### Task to complete:
Reproduce every line of the entries below word for word, omitting the pictures.

▬▬▬▬▬▬▬▬▬▬

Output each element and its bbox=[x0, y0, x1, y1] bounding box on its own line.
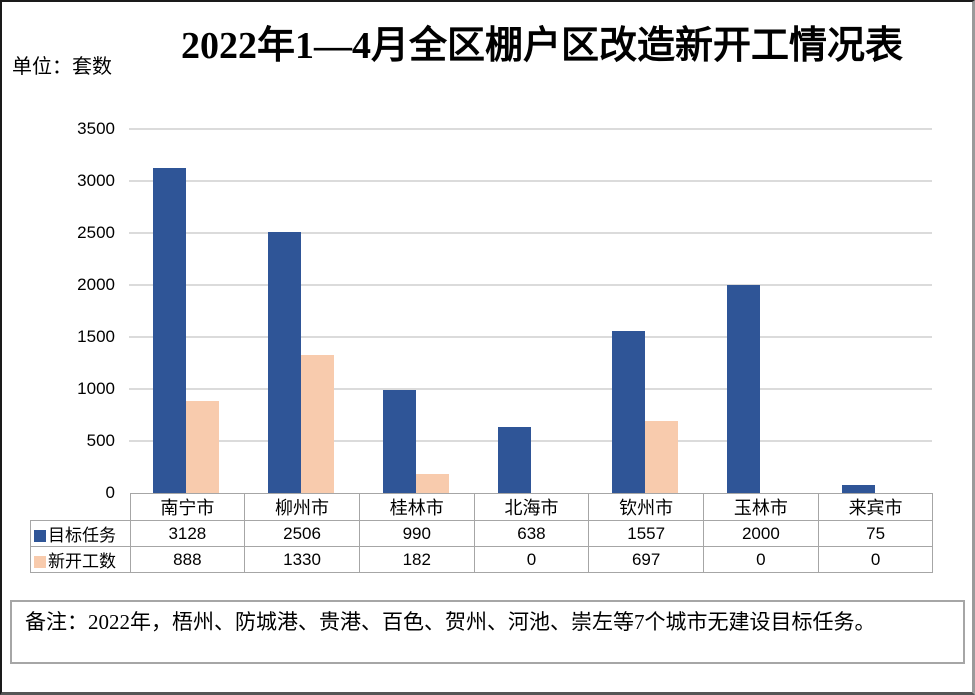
legend-swatch-started bbox=[34, 556, 46, 568]
gridline bbox=[129, 440, 932, 442]
value-cell: 182 bbox=[358, 546, 475, 573]
bar-started bbox=[301, 354, 335, 493]
category-header-cell: 柳州市 bbox=[244, 493, 360, 521]
bar-started bbox=[415, 474, 449, 493]
legend-swatch-target bbox=[34, 530, 46, 542]
series-name: 目标任务 bbox=[48, 526, 116, 545]
bar-target bbox=[841, 485, 875, 493]
unit-label: 单位：套数 bbox=[12, 56, 112, 78]
value-cell: 3128 bbox=[129, 520, 246, 547]
category-header-cell: 来宾市 bbox=[817, 493, 934, 521]
value-cell: 2000 bbox=[703, 520, 819, 547]
value-cell: 0 bbox=[817, 546, 934, 573]
gridline bbox=[129, 232, 932, 234]
value-cell: 888 bbox=[129, 546, 246, 573]
plot-area bbox=[129, 128, 932, 493]
y-axis-label: 500 bbox=[86, 431, 115, 450]
table-row: 目标任务 3128 2506 990 638 1557 2000 75 bbox=[30, 520, 934, 547]
category-header-cell: 南宁市 bbox=[129, 493, 246, 521]
category-header-cell: 玉林市 bbox=[703, 493, 819, 521]
value-cell: 75 bbox=[817, 520, 934, 547]
value-cell: 697 bbox=[588, 546, 705, 573]
y-axis-label: 1500 bbox=[77, 327, 115, 346]
y-axis-label: 2000 bbox=[77, 275, 115, 294]
value-cell: 638 bbox=[473, 520, 590, 547]
value-cell: 1330 bbox=[244, 546, 360, 573]
bar-target bbox=[382, 390, 416, 493]
value-cell: 0 bbox=[473, 546, 590, 573]
value-cell: 1557 bbox=[588, 520, 705, 547]
series-name: 新开工数 bbox=[48, 552, 116, 571]
series-legend-cell: 新开工数 bbox=[30, 546, 131, 573]
gridline bbox=[129, 336, 932, 338]
bar-target bbox=[497, 426, 531, 493]
gridline bbox=[129, 388, 932, 390]
gridline bbox=[129, 284, 932, 286]
table-corner-cell bbox=[31, 494, 131, 521]
category-header-cell: 桂林市 bbox=[358, 493, 475, 521]
table-header-row: 南宁市 柳州市 桂林市 北海市 钦州市 玉林市 来宾市 bbox=[31, 493, 934, 521]
data-table: 南宁市 柳州市 桂林市 北海市 钦州市 玉林市 来宾市 目标任务 3128 2506 990 638 1… bbox=[30, 493, 934, 573]
bar-target bbox=[268, 232, 302, 493]
y-axis-label: 3500 bbox=[77, 119, 115, 138]
y-axis-label: 1000 bbox=[77, 379, 115, 398]
y-axis-label: 3000 bbox=[77, 171, 115, 190]
bar-started bbox=[645, 420, 679, 493]
bar-target bbox=[726, 285, 760, 493]
series-legend-cell: 目标任务 bbox=[30, 520, 131, 547]
bar-started bbox=[186, 400, 220, 493]
gridline bbox=[129, 128, 932, 130]
category-header-cell: 北海市 bbox=[473, 493, 590, 521]
table-row: 新开工数 888 1330 182 0 697 0 0 bbox=[30, 546, 934, 573]
chart-title: 2022年1—4月全区棚户区改造新开工情况表 bbox=[180, 25, 903, 67]
gridline bbox=[129, 180, 932, 182]
value-cell: 990 bbox=[358, 520, 475, 547]
bar-target bbox=[612, 331, 646, 493]
value-cell: 0 bbox=[703, 546, 819, 573]
value-cell: 2506 bbox=[244, 520, 360, 547]
y-axis-label: 2500 bbox=[77, 223, 115, 242]
bar-target bbox=[153, 167, 187, 493]
note-box: 备注：2022年，梧州、防城港、贵港、百色、贺州、河池、崇左等7个城市无建设目标… bbox=[10, 600, 965, 664]
y-axis-label: 0 bbox=[105, 483, 115, 502]
category-header-cell: 钦州市 bbox=[588, 493, 705, 521]
note-text: 备注：2022年，梧州、防城港、贵港、百色、贺州、河池、崇左等7个城市无建设目标… bbox=[25, 610, 876, 634]
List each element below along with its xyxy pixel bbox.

▬▬▬▬▬▬▬▬▬▬

### Solution to this task:
Output each element and its bbox=[x0, y0, x1, y1] bounding box on its own line.
legend-swatch-started bbox=[34, 556, 46, 568]
gridline bbox=[129, 440, 932, 442]
value-cell: 182 bbox=[358, 546, 475, 573]
bar-started bbox=[301, 354, 335, 493]
category-header-cell: 柳州市 bbox=[244, 493, 360, 521]
bar-started bbox=[415, 474, 449, 493]
legend-swatch-target bbox=[34, 530, 46, 542]
series-name: 目标任务 bbox=[48, 526, 116, 545]
bar-target bbox=[841, 485, 875, 493]
unit-label: 单位：套数 bbox=[12, 56, 112, 78]
value-cell: 3128 bbox=[129, 520, 246, 547]
category-header-cell: 来宾市 bbox=[817, 493, 934, 521]
value-cell: 2000 bbox=[703, 520, 819, 547]
value-cell: 0 bbox=[817, 546, 934, 573]
gridline bbox=[129, 232, 932, 234]
value-cell: 888 bbox=[129, 546, 246, 573]
plot-area bbox=[129, 128, 932, 493]
y-axis-label: 500 bbox=[86, 431, 115, 450]
table-row: 目标任务 3128 2506 990 638 1557 2000 75 bbox=[30, 520, 934, 547]
category-header-cell: 南宁市 bbox=[129, 493, 246, 521]
category-header-cell: 玉林市 bbox=[703, 493, 819, 521]
value-cell: 75 bbox=[817, 520, 934, 547]
value-cell: 697 bbox=[588, 546, 705, 573]
y-axis-label: 1500 bbox=[77, 327, 115, 346]
y-axis-label: 2000 bbox=[77, 275, 115, 294]
value-cell: 638 bbox=[473, 520, 590, 547]
value-cell: 1330 bbox=[244, 546, 360, 573]
bar-target bbox=[382, 390, 416, 493]
value-cell: 0 bbox=[473, 546, 590, 573]
value-cell: 1557 bbox=[588, 520, 705, 547]
series-name: 新开工数 bbox=[48, 552, 116, 571]
series-legend-cell: 新开工数 bbox=[30, 546, 131, 573]
gridline bbox=[129, 336, 932, 338]
bar-target bbox=[497, 426, 531, 493]
gridline bbox=[129, 388, 932, 390]
gridline bbox=[129, 284, 932, 286]
table-corner-cell bbox=[31, 494, 131, 521]
category-header-cell: 桂林市 bbox=[358, 493, 475, 521]
table-header-row: 南宁市 柳州市 桂林市 北海市 钦州市 玉林市 来宾市 bbox=[31, 493, 934, 521]
data-table: 南宁市 柳州市 桂林市 北海市 钦州市 玉林市 来宾市 目标任务 3128 2506 990 638 1… bbox=[30, 493, 934, 573]
bar-target bbox=[268, 232, 302, 493]
y-axis-label: 3500 bbox=[77, 119, 115, 138]
y-axis-label: 1000 bbox=[77, 379, 115, 398]
y-axis-label: 3000 bbox=[77, 171, 115, 190]
bar-started bbox=[645, 420, 679, 493]
bar-target bbox=[726, 285, 760, 493]
series-legend-cell: 目标任务 bbox=[30, 520, 131, 547]
bar-started bbox=[186, 400, 220, 493]
gridline bbox=[129, 128, 932, 130]
category-header-cell: 北海市 bbox=[473, 493, 590, 521]
table-row: 新开工数 888 1330 182 0 697 0 0 bbox=[30, 546, 934, 573]
chart-title: 2022年1—4月全区棚户区改造新开工情况表 bbox=[180, 25, 903, 67]
gridline bbox=[129, 180, 932, 182]
value-cell: 990 bbox=[358, 520, 475, 547]
bar-target bbox=[612, 331, 646, 493]
value-cell: 0 bbox=[703, 546, 819, 573]
value-cell: 2506 bbox=[244, 520, 360, 547]
y-axis-label: 2500 bbox=[77, 223, 115, 242]
bar-target bbox=[153, 167, 187, 493]
note-box: 备注：2022年，梧州、防城港、贵港、百色、贺州、河池、崇左等7个城市无建设目标… bbox=[10, 600, 965, 664]
y-axis-label: 0 bbox=[105, 483, 115, 502]
category-header-cell: 钦州市 bbox=[588, 493, 705, 521]
note-text: 备注：2022年，梧州、防城港、贵港、百色、贺州、河池、崇左等7个城市无建设目标… bbox=[25, 610, 876, 634]
List each element below along with its xyxy pixel bbox.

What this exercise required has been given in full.